## begin RECORDS SHOWN
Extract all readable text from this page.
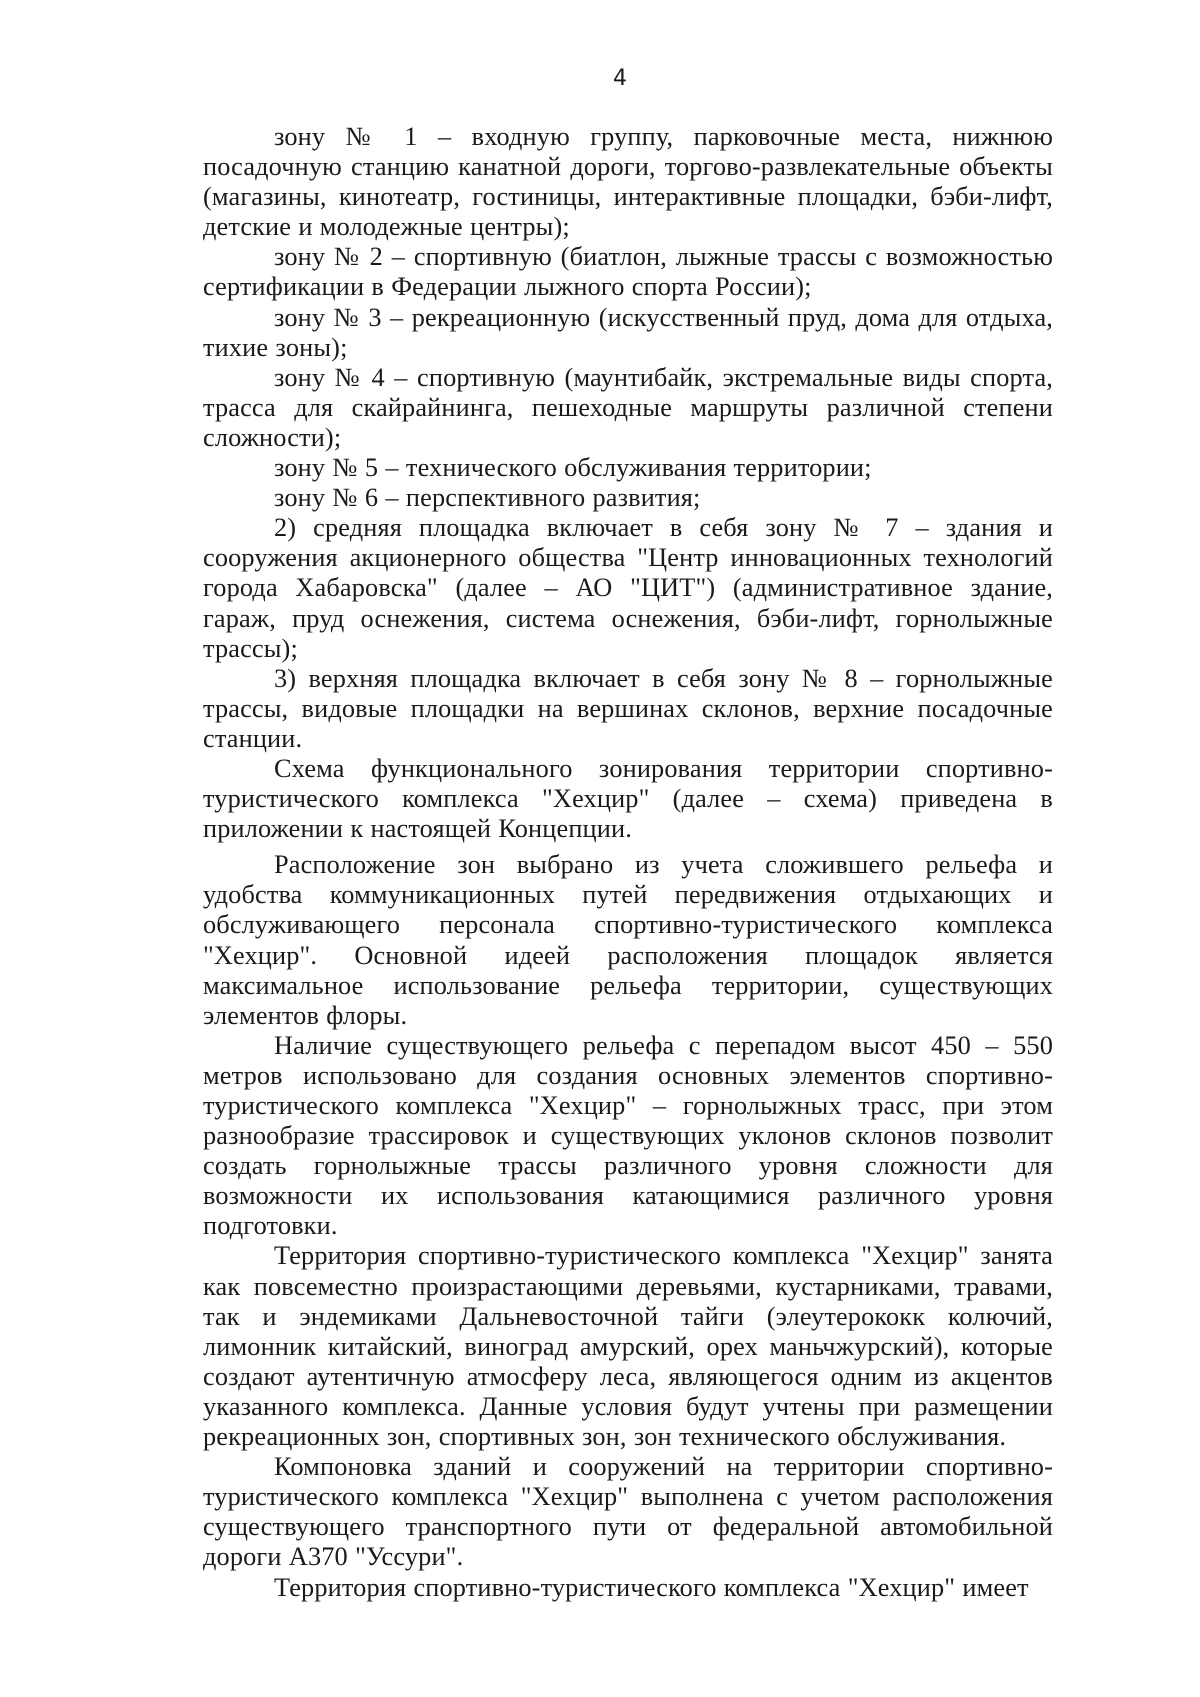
4

зону № 1 – входную группу, парковочные места, нижнюю посадочную станцию канатной дороги, торгово-развлекательные объекты (магазины, кинотеатр, гостиницы, интерактивные площадки, бэби-лифт, детские и молодежные центры);

зону № 2 – спортивную (биатлон, лыжные трассы с возможностью сертификации в Федерации лыжного спорта России);

зону № 3 – рекреационную (искусственный пруд, дома для отдыха, тихие зоны);

зону № 4 – спортивную (маунтибайк, экстремальные виды спорта, трасса для скайрайнинга, пешеходные маршруты различной степени сложности);

зону № 5 – технического обслуживания территории;

зону № 6 – перспективного развития;

2) средняя площадка включает в себя зону № 7 – здания и сооружения акционерного общества "Центр инновационных технологий города Хабаровска" (далее – АО "ЦИТ") (административное здание, гараж, пруд оснежения, система оснежения, бэби-лифт, горнолыжные трассы);

3) верхняя площадка включает в себя зону № 8 – горнолыжные трассы, видовые площадки на вершинах склонов, верхние посадочные станции.

Схема функционального зонирования территории спортивно-туристического комплекса "Хехцир" (далее – схема) приведена в приложении к настоящей Концепции.

Расположение зон выбрано из учета сложившего рельефа и удобства коммуникационных путей передвижения отдыхающих и обслуживающего персонала спортивно-туристического комплекса "Хехцир". Основной идеей расположения площадок является максимальное использование рельефа территории, существующих элементов флоры.

Наличие существующего рельефа с перепадом высот 450 – 550 метров использовано для создания основных элементов спортивно-туристического комплекса "Хехцир" – горнолыжных трасс, при этом разнообразие трассировок и существующих уклонов склонов позволит создать горнолыжные трассы различного уровня сложности для возможности их использования катающимися различного уровня подготовки.

Территория спортивно-туристического комплекса "Хехцир" занята как повсеместно произрастающими деревьями, кустарниками, травами, так и эндемиками Дальневосточной тайги (элеутерококк колючий, лимонник китайский, виноград амурский, орех маньчжурский), которые создают аутентичную атмосферу леса, являющегося одним из акцентов указанного комплекса. Данные условия будут учтены при размещении рекреационных зон, спортивных зон, зон технического обслуживания.

Компоновка зданий и сооружений на территории спортивно-туристического комплекса "Хехцир" выполнена с учетом расположения существующего транспортного пути от федеральной автомобильной дороги А370 "Уссури".

Территория спортивно-туристического комплекса "Хехцир" имеет
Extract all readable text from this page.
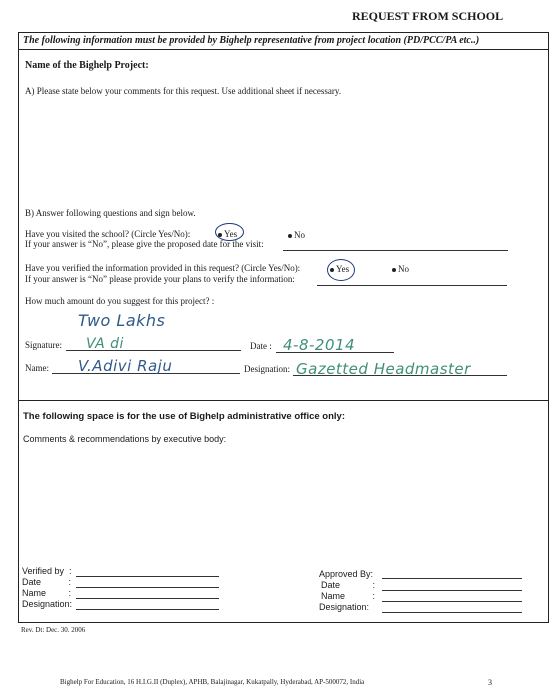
REQUEST FROM SCHOOL
The following information must be provided by Bighelp representative from project location (PD/PCC/PA etc..)
Name of the Bighelp Project:
A) Please state below your comments for this request. Use additional sheet if necessary.
B) Answer following questions and sign below.
Have you visited the school? (Circle Yes/No):	Yes	No
If your answer is “No”, please give the proposed date for the visit:
Have you verified the information provided in this request? (Circle Yes/No):	Yes	No
If your answer is “No” please provide your plans to verify the information:
How much amount do you suggest for this project? :
Two Lakhs
Signature: VA di	Date : 4-8-2014
Name: V.Adivi Raju	Designation: Gazetted Headmaster
The following space is for the use of Bighelp administrative office only:
Comments & recommendations by executive body:
Verified by :
Date	:
Name	:
Designation:
Approved By:
Date	:
Name	:
Designation:
Rev. Dt: Dec. 30. 2006
Bighelp For Education, 16 H.I.G.II (Duplex), APHB, Balajinagar, Kukatpally, Hyderabad, AP-500072, India	3
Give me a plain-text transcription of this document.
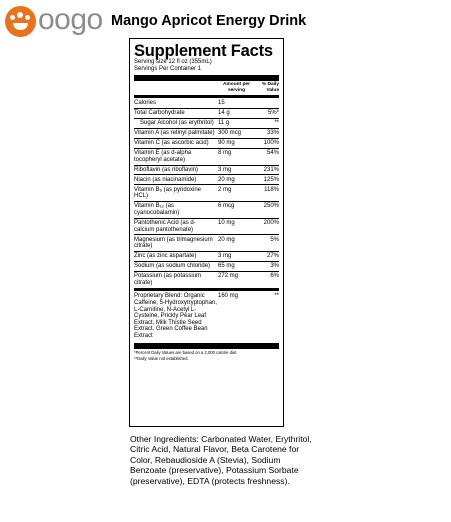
oogo Mango Apricot Energy Drink
Supplement Facts
Serving size 12 fl oz (355mL)
Servings Per Container 1
Amount per serving
% Daily Value
Calories	15
Total Carbohydrate	14 g	5%*
Sugar Alcohol (as erythritol) 11 g	**
Vitamin A (as retinyl palmitate) 300 mcg	33%
Vitamin C (as ascorbic acid)	90 mg	100%
Vitamin E (as d-alpha tocopheryl acetate)
8 mg	54%
Riboflavin (as riboflavin)	3 mg	231%
Niacin (as niacinamide)	20 mg	125%
Vitamin B₆ (as pyridoxine HCL)
2 mg	118%
Vitamin B₁₂ (as cyanocobalamin)
6 mcg	250%
Pantothenic Acid (as d-calcium pantothenate)
10 mg	200%
Magnesium (as trimagnesium citrate)
20 mg	5%
Zinc (as zinc aspartate)	3 mg	27%
Sodium (as sodium chloride)	65 mg	3%
Potassium (as potassium citrate)
272 mg	6%
Proprietary Blend: Organic Caffeine, 5-Hydroxytryptophan, L-Carnitine, N-Acetyl L-Cysteine, Prickly Pear Leaf Extract, Milk Thistle Seed Extract, Green Coffee Bean Extract
160 mg	**
*Percent Daily Values are based on a 2,000 calorie diet.
**Daily Value not established.
Other Ingredients: Carbonated Water, Erythritol, Citric Acid, Natural Flavor, Beta Carotene for Color, Rebaudioside A (Stevia), Sodium Benzoate (preservative), Potassium Sorbate (preservative), EDTA (protects freshness).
## end RECORDS SHOWN
Only lines with the word "Vitamin" are wanted, so copy each one from the records.

* WRITTEN ANSWER
Vitamin A (as retinyl palmitate) 300 mcg	33%
Vitamin C (as ascorbic acid)	90 mg	100%
Vitamin E (as d-alpha tocopheryl acetate)
Vitamin B₆ (as pyridoxine HCL)
Vitamin B₁₂ (as cyanocobalamin)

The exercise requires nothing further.